───── INPUT

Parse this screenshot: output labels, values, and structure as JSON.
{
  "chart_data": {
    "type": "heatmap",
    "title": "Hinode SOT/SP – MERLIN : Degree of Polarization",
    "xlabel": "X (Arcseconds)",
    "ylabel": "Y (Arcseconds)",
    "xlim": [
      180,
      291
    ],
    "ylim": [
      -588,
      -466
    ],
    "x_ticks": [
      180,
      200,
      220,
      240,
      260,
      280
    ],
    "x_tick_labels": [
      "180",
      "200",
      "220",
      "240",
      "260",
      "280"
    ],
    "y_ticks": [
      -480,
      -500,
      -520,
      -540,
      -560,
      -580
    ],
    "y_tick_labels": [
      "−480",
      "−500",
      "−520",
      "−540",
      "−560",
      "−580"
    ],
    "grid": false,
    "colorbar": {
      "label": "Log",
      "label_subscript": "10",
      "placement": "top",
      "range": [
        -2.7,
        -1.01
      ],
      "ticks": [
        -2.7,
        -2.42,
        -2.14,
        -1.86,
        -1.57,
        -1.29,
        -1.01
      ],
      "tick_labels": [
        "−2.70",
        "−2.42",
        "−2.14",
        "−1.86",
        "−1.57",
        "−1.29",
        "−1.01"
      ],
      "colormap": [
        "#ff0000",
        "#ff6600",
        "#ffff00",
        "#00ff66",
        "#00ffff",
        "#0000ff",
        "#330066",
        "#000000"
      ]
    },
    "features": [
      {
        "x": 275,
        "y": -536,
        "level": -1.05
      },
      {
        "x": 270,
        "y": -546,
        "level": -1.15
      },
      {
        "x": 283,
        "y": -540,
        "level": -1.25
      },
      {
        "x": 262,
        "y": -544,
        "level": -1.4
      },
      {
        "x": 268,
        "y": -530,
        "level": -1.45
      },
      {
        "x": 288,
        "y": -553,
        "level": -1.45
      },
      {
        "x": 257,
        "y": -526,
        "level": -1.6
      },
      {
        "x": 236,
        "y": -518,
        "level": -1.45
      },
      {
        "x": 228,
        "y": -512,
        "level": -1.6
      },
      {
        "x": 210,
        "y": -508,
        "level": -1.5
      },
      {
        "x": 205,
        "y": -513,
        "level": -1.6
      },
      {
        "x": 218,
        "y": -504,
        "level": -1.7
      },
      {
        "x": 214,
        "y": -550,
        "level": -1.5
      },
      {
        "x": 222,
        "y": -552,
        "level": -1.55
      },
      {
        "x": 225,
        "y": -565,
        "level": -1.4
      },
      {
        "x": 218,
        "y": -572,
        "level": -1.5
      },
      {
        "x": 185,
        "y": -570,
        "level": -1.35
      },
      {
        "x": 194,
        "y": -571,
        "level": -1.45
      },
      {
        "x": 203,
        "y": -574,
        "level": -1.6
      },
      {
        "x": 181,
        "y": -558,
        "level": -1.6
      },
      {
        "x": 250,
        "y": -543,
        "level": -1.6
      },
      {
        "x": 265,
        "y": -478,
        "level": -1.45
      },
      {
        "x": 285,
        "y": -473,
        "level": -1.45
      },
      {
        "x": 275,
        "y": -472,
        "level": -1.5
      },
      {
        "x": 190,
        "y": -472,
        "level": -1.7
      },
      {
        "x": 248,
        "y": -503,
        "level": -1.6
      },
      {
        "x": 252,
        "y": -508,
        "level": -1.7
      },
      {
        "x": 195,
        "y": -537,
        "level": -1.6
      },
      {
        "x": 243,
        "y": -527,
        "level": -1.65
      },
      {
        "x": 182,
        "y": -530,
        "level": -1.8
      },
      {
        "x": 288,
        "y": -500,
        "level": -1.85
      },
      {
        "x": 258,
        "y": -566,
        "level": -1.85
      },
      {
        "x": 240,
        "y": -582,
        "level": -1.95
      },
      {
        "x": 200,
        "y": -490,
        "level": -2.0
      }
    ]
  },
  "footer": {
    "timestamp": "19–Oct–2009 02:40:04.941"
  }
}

──────────
───── INPUT

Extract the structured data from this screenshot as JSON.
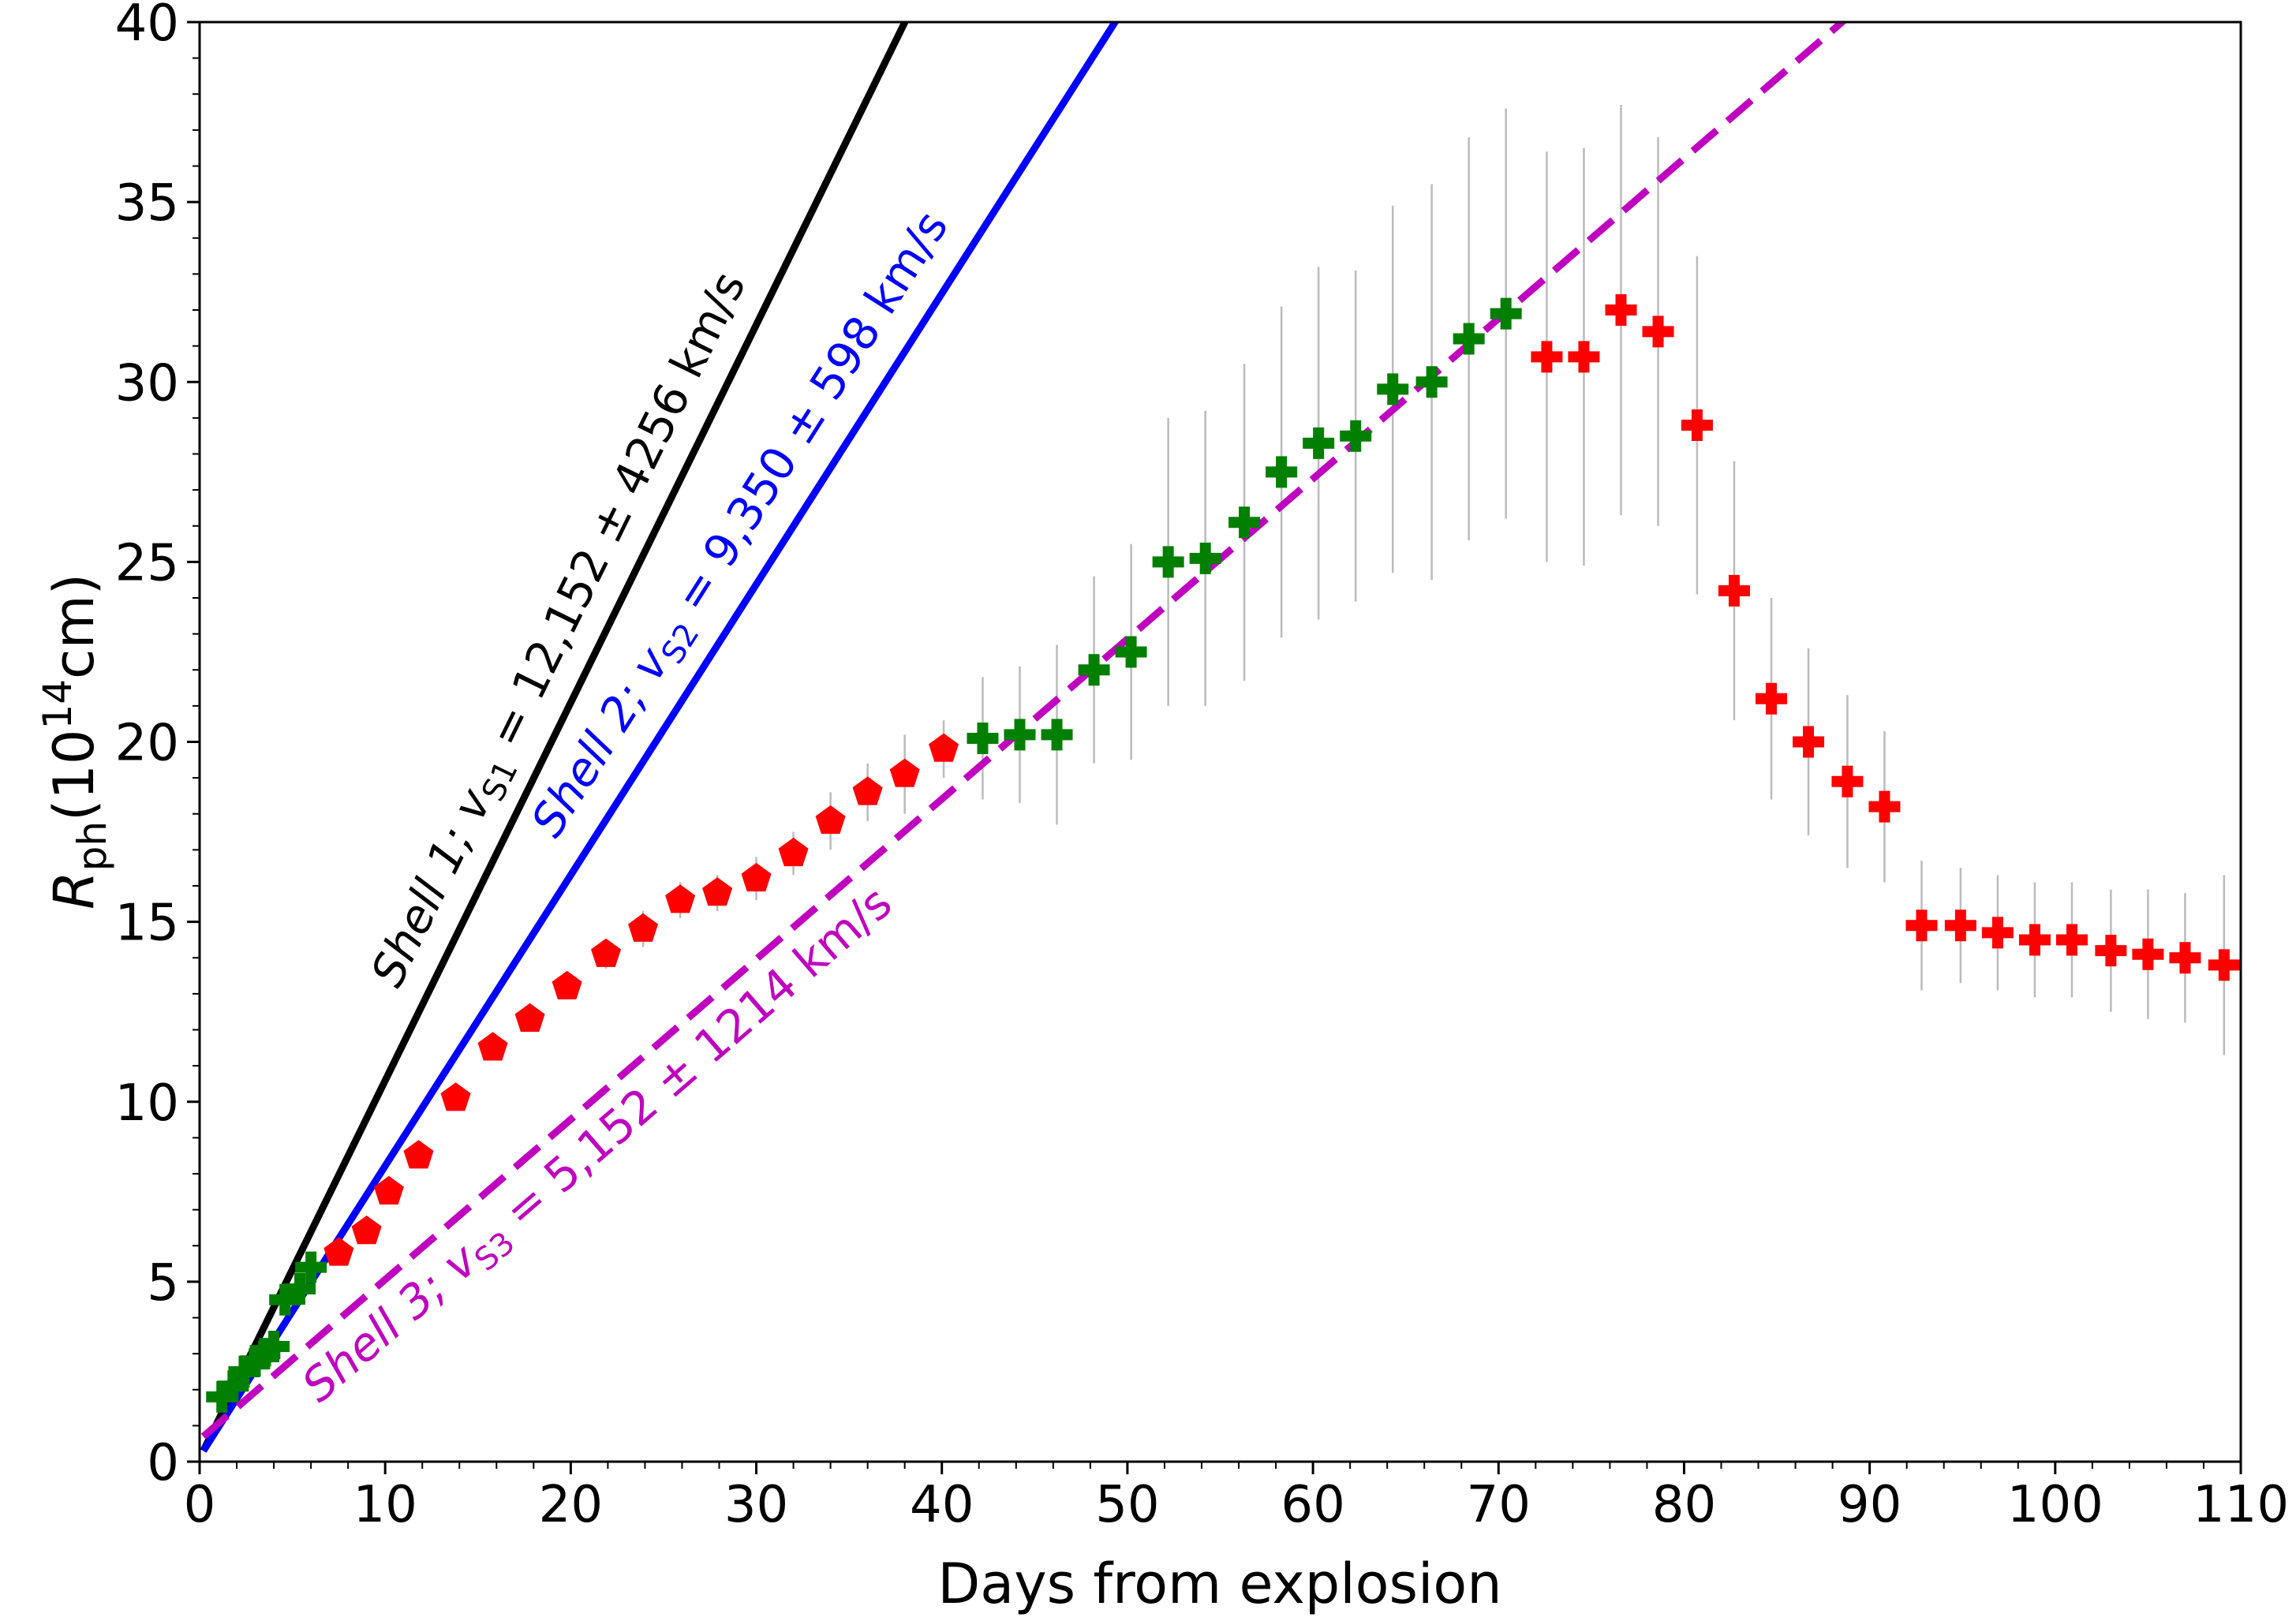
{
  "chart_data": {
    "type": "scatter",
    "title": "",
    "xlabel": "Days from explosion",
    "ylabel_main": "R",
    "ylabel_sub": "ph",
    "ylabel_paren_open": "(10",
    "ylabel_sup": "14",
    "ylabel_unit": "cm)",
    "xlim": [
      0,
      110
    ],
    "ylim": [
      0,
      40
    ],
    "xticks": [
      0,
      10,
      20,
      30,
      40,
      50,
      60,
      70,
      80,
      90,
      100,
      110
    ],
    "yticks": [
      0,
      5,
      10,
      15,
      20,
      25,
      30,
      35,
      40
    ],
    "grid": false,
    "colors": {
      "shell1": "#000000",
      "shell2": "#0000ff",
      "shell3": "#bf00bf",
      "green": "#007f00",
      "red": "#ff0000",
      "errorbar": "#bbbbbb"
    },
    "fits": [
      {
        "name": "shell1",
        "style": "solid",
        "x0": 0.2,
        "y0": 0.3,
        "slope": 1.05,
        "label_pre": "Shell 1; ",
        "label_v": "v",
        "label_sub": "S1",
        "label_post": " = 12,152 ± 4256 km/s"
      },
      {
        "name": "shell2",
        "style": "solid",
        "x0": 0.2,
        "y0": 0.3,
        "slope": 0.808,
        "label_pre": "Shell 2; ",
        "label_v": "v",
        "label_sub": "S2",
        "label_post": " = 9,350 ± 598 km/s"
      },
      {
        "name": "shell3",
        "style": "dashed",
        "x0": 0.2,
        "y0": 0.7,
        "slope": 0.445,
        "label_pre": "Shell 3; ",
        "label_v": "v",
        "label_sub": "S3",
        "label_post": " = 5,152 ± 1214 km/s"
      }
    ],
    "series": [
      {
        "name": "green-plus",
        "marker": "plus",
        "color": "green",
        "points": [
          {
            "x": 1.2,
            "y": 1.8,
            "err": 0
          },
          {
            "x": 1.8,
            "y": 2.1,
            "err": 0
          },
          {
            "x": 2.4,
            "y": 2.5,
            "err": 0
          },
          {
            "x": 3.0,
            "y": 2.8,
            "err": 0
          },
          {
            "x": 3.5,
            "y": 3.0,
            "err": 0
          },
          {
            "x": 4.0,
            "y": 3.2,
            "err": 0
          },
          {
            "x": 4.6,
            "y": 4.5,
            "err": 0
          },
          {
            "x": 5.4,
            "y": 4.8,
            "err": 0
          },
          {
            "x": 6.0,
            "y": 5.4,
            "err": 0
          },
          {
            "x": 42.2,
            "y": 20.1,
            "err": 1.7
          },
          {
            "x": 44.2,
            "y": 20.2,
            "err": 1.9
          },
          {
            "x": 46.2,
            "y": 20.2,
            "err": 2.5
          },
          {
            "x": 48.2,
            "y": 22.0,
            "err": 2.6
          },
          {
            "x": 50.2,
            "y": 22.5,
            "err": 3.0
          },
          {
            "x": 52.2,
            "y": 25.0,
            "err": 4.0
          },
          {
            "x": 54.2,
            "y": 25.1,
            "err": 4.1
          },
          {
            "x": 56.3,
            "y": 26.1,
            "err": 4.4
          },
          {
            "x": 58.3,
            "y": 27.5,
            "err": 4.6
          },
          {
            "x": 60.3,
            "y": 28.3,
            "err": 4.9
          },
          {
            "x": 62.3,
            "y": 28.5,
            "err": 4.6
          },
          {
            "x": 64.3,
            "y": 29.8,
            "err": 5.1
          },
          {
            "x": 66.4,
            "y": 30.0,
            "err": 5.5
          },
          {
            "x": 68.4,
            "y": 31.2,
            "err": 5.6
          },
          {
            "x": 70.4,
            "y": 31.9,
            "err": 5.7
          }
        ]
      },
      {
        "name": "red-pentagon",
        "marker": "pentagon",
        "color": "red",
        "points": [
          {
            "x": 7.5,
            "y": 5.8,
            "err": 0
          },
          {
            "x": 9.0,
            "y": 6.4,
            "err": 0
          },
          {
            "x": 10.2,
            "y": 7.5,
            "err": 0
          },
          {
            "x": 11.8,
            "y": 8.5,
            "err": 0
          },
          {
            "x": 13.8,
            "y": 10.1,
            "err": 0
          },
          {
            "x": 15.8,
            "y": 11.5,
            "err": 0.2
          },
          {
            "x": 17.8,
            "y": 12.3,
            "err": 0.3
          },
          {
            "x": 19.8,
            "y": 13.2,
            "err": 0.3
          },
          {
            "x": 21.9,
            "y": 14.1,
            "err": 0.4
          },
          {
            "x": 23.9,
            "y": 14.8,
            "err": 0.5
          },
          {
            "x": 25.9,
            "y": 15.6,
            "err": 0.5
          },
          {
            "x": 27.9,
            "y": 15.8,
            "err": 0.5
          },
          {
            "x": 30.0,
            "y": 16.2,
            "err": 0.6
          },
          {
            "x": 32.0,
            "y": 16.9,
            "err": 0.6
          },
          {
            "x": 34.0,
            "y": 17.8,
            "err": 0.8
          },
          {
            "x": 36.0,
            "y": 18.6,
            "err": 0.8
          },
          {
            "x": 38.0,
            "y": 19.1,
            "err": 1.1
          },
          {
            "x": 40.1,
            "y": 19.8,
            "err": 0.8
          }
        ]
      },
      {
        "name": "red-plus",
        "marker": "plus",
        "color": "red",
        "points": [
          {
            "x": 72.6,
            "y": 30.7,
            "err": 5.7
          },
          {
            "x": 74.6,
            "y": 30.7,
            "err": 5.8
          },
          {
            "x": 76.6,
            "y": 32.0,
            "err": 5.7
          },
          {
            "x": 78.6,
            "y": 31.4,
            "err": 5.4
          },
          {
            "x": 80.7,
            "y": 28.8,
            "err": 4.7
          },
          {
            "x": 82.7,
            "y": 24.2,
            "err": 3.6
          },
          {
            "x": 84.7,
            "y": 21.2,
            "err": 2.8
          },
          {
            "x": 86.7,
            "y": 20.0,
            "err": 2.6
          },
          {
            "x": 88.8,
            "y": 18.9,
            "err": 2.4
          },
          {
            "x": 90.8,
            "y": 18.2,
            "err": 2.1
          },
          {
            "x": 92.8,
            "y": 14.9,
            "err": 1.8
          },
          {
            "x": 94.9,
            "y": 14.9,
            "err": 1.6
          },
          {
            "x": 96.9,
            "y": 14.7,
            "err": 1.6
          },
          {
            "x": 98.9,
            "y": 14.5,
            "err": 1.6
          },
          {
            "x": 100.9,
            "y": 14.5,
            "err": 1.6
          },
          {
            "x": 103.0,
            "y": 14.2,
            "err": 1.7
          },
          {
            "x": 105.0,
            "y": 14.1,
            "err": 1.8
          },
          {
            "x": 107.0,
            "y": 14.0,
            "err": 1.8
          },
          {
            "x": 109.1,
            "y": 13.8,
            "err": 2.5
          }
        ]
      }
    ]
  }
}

──────────

**WRITTEN REQUEST:** Pull out each line of the records holding the string "green".

**COMPLETED TASK:**
      "green": "#007f00",
        "name": "green-plus",
        "color": "green",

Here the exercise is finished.